▶ _ASSIGNMENT_: Among the entries, find the lines with the string "Utilities" and copy them.

▶ _TASK INPUTS_:
----

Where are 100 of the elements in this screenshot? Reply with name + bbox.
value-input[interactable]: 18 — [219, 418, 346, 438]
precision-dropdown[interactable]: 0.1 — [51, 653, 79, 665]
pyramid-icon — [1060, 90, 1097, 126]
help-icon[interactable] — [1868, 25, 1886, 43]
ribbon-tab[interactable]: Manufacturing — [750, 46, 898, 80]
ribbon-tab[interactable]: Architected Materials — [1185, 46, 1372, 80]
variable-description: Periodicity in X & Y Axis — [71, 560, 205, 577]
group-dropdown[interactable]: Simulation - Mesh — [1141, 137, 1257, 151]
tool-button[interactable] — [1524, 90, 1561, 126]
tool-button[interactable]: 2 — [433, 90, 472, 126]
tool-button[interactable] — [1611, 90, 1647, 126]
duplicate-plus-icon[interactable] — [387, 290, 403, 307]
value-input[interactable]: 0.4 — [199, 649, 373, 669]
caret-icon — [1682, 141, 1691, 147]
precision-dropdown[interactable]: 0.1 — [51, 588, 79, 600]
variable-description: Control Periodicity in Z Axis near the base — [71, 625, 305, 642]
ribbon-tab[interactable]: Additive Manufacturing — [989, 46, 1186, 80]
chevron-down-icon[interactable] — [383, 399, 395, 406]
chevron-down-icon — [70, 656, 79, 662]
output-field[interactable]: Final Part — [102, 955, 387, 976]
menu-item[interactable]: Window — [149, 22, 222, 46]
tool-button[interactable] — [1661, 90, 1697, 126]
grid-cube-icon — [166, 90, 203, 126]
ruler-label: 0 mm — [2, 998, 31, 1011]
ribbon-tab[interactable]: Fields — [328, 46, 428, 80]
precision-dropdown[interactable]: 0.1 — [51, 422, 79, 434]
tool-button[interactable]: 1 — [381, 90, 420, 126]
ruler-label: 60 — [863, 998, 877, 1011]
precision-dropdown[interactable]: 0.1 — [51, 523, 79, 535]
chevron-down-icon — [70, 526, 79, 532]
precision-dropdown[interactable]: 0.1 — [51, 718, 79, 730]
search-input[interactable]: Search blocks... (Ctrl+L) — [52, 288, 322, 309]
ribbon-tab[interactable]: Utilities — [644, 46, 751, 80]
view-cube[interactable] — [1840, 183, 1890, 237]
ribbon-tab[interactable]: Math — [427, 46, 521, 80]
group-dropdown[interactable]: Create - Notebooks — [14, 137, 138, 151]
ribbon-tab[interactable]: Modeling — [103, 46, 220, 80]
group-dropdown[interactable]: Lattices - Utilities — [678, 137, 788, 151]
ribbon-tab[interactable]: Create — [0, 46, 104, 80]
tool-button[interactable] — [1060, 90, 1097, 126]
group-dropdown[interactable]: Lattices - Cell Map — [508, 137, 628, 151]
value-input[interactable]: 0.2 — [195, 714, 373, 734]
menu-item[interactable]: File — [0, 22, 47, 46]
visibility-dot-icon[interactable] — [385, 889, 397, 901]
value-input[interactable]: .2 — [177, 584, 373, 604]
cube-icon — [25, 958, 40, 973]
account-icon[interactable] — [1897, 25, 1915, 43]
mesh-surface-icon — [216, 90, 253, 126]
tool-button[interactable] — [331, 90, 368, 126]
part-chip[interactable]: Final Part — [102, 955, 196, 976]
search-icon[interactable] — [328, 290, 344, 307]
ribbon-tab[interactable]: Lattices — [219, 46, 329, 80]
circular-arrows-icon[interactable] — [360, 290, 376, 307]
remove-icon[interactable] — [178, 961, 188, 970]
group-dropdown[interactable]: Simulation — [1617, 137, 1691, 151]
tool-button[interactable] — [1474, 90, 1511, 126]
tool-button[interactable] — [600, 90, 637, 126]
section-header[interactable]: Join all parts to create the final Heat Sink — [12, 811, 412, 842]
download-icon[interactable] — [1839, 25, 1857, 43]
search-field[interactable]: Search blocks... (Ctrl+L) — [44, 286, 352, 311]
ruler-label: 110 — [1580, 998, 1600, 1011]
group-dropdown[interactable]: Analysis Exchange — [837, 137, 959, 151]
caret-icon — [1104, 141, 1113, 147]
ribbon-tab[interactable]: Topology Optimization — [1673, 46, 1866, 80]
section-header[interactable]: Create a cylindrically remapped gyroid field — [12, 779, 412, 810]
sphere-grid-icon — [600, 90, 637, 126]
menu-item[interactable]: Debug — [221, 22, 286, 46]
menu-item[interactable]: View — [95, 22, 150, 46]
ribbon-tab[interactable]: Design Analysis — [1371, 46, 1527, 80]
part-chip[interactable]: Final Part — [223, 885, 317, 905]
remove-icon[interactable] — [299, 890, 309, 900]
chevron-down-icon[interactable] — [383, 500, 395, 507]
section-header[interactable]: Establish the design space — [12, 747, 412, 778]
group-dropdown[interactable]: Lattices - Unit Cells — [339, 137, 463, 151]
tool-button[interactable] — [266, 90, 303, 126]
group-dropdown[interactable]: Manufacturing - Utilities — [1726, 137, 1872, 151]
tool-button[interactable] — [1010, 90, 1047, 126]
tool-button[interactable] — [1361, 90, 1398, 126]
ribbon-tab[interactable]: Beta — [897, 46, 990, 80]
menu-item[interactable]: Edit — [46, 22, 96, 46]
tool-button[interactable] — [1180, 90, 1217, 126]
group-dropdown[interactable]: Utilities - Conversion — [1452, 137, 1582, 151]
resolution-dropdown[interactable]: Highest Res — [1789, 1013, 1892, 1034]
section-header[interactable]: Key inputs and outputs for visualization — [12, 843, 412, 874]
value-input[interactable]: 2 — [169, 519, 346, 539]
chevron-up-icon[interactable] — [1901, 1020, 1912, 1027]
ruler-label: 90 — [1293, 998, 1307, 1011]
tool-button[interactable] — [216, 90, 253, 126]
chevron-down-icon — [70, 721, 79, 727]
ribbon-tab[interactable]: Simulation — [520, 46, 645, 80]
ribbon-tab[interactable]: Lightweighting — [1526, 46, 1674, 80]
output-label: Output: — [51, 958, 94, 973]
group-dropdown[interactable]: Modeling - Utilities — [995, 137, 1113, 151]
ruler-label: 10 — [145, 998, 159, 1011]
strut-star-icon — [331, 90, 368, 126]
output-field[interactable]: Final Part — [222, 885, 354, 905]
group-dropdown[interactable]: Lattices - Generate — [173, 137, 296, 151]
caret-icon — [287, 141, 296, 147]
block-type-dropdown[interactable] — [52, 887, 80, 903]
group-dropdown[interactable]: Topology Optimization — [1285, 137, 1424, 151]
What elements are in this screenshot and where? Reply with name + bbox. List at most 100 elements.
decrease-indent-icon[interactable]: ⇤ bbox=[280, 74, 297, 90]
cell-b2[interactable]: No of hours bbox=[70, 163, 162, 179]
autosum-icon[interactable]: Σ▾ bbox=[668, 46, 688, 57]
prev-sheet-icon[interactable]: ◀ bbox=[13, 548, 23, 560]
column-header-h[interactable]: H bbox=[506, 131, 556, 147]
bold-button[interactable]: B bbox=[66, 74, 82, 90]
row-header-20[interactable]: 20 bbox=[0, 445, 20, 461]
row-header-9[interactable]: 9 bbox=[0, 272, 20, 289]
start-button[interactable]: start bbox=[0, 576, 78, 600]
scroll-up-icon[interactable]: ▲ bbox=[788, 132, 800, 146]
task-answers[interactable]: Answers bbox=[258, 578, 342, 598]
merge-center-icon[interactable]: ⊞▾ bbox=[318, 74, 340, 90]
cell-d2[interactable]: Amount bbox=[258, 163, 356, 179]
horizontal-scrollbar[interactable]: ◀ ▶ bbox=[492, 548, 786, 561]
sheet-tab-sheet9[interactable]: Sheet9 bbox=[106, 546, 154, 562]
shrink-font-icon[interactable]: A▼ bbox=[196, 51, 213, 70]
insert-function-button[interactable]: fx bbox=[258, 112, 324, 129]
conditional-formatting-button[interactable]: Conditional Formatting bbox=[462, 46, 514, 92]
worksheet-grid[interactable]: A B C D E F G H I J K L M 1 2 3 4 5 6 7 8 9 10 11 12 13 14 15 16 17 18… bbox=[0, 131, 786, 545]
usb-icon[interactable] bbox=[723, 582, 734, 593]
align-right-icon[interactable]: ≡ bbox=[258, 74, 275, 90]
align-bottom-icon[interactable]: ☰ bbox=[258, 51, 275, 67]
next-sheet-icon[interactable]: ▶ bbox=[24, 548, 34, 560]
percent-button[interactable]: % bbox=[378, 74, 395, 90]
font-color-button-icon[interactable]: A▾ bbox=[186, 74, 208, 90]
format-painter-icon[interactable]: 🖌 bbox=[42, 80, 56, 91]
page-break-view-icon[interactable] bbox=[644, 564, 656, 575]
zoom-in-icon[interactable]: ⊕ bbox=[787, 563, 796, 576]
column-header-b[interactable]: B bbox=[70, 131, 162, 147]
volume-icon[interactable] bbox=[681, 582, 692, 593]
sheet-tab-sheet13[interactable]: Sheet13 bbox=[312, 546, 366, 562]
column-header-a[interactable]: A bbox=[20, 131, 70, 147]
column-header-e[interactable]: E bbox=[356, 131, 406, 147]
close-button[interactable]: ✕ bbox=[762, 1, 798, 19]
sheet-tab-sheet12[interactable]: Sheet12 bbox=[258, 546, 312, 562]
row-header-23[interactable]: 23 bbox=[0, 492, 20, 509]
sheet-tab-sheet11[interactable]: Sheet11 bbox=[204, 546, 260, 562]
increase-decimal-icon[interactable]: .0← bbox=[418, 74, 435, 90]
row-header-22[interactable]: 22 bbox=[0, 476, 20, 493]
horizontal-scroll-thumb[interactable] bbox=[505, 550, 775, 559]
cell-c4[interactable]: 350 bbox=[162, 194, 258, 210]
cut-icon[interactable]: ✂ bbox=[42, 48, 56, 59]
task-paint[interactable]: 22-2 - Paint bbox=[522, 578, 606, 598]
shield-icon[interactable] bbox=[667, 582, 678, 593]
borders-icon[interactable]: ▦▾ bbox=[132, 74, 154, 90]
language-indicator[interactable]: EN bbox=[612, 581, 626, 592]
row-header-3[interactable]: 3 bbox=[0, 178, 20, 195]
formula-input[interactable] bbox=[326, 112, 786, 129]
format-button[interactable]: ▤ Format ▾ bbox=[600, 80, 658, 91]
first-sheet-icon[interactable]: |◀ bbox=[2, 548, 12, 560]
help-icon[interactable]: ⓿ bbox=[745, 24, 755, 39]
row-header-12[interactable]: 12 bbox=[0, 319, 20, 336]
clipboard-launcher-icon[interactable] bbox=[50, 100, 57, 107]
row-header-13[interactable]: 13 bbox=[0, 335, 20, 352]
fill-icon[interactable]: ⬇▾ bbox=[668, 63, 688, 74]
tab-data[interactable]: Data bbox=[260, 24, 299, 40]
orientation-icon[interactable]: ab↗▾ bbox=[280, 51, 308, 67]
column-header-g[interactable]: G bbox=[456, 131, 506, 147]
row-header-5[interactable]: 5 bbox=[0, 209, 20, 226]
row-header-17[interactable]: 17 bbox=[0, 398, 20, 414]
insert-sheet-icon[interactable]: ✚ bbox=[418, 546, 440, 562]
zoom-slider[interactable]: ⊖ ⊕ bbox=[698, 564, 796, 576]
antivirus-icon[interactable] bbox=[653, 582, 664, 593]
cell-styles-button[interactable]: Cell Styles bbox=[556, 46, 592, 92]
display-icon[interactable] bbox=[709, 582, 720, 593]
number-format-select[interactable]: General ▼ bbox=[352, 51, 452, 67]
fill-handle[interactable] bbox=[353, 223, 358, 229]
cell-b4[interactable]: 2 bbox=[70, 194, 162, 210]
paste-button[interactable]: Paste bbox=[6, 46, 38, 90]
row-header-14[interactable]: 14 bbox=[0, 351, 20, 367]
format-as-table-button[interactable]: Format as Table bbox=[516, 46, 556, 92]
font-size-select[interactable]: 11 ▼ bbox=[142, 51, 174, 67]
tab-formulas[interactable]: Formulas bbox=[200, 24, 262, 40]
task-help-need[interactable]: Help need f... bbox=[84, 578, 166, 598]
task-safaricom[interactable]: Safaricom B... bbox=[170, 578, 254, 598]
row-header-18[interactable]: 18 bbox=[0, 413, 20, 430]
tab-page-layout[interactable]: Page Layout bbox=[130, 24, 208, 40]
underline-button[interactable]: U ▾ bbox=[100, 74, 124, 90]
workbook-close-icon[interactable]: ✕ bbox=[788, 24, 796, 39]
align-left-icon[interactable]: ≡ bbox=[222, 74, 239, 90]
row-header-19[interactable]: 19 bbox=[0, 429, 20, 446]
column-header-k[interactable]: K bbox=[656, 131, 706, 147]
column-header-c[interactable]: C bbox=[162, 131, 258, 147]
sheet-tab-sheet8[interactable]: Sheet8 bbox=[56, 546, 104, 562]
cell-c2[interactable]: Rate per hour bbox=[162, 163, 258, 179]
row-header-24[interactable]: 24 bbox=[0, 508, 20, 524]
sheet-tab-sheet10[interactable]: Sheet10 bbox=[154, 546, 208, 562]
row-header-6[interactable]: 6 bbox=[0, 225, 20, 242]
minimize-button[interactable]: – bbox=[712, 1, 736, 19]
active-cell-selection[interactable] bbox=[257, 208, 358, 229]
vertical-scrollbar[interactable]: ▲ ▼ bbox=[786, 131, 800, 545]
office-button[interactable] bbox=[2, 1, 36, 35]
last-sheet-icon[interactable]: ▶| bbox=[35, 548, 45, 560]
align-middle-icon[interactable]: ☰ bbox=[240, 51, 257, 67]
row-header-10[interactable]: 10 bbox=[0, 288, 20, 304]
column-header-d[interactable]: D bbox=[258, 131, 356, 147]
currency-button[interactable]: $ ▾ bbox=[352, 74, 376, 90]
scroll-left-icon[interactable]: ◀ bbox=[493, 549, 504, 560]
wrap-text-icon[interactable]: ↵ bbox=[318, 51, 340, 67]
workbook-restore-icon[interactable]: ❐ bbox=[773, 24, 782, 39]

----

▶ _RESULT_:
ribbon-tab[interactable]: Utilities — [644, 46, 751, 80]
group-dropdown[interactable]: Lattices - Utilities — [678, 137, 788, 151]
group-dropdown[interactable]: Manufacturing - Utilities — [1726, 137, 1872, 151]
group-dropdown[interactable]: Utilities - Conversion — [1452, 137, 1582, 151]
group-dropdown[interactable]: Modeling - Utilities — [995, 137, 1113, 151]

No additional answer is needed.